▶ [What the exercise asks]: Would you transcribe the whole listing exactly and drop its images?

━━━━━ Extracted data

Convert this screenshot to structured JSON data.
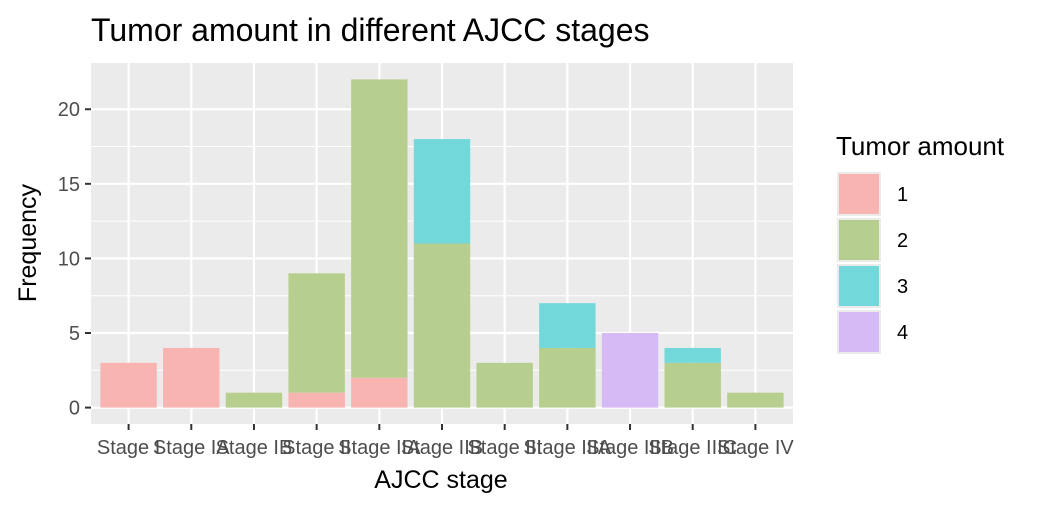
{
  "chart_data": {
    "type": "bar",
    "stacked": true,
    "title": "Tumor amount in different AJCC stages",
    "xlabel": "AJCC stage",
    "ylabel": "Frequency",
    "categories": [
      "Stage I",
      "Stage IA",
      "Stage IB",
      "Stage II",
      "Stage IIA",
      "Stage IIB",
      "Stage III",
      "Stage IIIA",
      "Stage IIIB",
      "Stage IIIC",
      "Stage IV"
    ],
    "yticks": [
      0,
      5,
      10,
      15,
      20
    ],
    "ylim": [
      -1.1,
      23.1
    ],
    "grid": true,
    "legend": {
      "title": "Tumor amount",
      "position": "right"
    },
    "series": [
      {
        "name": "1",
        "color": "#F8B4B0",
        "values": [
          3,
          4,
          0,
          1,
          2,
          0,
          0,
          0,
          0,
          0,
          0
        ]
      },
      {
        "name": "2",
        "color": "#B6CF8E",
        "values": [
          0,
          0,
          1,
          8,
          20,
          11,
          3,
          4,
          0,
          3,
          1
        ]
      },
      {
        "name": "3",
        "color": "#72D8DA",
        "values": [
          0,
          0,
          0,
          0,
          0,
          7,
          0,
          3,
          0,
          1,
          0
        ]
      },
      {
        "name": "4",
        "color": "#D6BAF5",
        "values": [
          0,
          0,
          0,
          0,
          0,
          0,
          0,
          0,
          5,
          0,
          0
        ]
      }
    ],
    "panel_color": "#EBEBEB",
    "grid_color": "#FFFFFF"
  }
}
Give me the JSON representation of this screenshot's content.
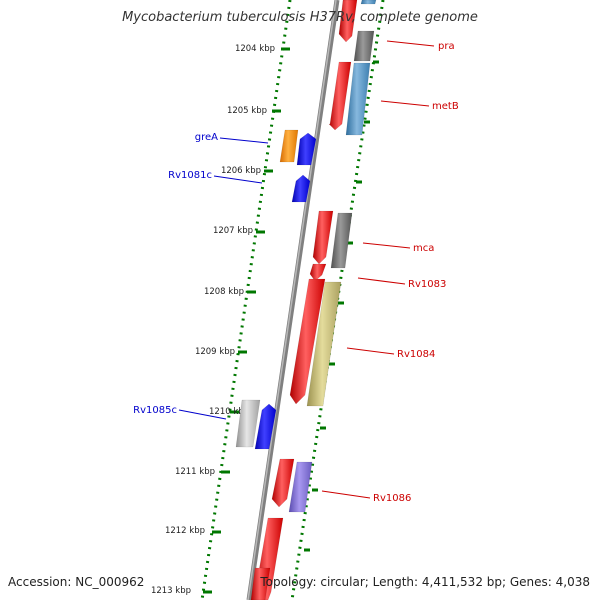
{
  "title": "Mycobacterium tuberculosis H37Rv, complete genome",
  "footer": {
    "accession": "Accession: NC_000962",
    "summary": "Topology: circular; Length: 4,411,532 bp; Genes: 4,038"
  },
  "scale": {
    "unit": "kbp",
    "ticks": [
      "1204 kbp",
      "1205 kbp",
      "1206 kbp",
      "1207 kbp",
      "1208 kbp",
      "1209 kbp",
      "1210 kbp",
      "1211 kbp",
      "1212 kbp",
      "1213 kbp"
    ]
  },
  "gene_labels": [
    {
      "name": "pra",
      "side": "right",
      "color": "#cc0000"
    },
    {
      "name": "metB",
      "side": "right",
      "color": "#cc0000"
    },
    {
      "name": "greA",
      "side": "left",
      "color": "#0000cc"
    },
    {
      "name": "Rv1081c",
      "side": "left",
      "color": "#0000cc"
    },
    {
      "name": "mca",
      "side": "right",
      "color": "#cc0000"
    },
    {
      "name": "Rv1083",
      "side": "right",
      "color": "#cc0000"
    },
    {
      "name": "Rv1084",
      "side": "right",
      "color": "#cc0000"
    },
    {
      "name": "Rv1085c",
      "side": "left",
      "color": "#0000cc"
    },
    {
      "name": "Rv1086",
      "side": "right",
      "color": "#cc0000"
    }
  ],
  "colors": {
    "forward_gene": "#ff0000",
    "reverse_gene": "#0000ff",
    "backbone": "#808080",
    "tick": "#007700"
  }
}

━━━━━━━━━━

▶ [Result]:
Convert this screenshot to structured JSON data.
{
  "chart_data": {
    "type": "bar",
    "stacked": true,
    "title": "Tumor amount in different AJCC stages",
    "xlabel": "AJCC stage",
    "ylabel": "Frequency",
    "categories": [
      "Stage I",
      "Stage IA",
      "Stage IB",
      "Stage II",
      "Stage IIA",
      "Stage IIB",
      "Stage III",
      "Stage IIIA",
      "Stage IIIB",
      "Stage IIIC",
      "Stage IV"
    ],
    "yticks": [
      0,
      5,
      10,
      15,
      20
    ],
    "ylim": [
      -1.1,
      23.1
    ],
    "grid": true,
    "legend": {
      "title": "Tumor amount",
      "position": "right"
    },
    "series": [
      {
        "name": "1",
        "color": "#F8B4B0",
        "values": [
          3,
          4,
          0,
          1,
          2,
          0,
          0,
          0,
          0,
          0,
          0
        ]
      },
      {
        "name": "2",
        "color": "#B6CF8E",
        "values": [
          0,
          0,
          1,
          8,
          20,
          11,
          3,
          4,
          0,
          3,
          1
        ]
      },
      {
        "name": "3",
        "color": "#72D8DA",
        "values": [
          0,
          0,
          0,
          0,
          0,
          7,
          0,
          3,
          0,
          1,
          0
        ]
      },
      {
        "name": "4",
        "color": "#D6BAF5",
        "values": [
          0,
          0,
          0,
          0,
          0,
          0,
          0,
          0,
          5,
          0,
          0
        ]
      }
    ],
    "panel_color": "#EBEBEB",
    "grid_color": "#FFFFFF"
  }
}
Give me the JSON representation of this screenshot's content.
{
  "title": "Mycobacterium tuberculosis H37Rv, complete genome",
  "footer": {
    "accession": "Accession: NC_000962",
    "summary": "Topology: circular; Length: 4,411,532 bp; Genes: 4,038"
  },
  "scale": {
    "unit": "kbp",
    "ticks": [
      "1204 kbp",
      "1205 kbp",
      "1206 kbp",
      "1207 kbp",
      "1208 kbp",
      "1209 kbp",
      "1210 kbp",
      "1211 kbp",
      "1212 kbp",
      "1213 kbp"
    ]
  },
  "gene_labels": [
    {
      "name": "pra",
      "side": "right",
      "color": "#cc0000"
    },
    {
      "name": "metB",
      "side": "right",
      "color": "#cc0000"
    },
    {
      "name": "greA",
      "side": "left",
      "color": "#0000cc"
    },
    {
      "name": "Rv1081c",
      "side": "left",
      "color": "#0000cc"
    },
    {
      "name": "mca",
      "side": "right",
      "color": "#cc0000"
    },
    {
      "name": "Rv1083",
      "side": "right",
      "color": "#cc0000"
    },
    {
      "name": "Rv1084",
      "side": "right",
      "color": "#cc0000"
    },
    {
      "name": "Rv1085c",
      "side": "left",
      "color": "#0000cc"
    },
    {
      "name": "Rv1086",
      "side": "right",
      "color": "#cc0000"
    }
  ],
  "colors": {
    "forward_gene": "#ff0000",
    "reverse_gene": "#0000ff",
    "backbone": "#808080",
    "tick": "#007700"
  }
}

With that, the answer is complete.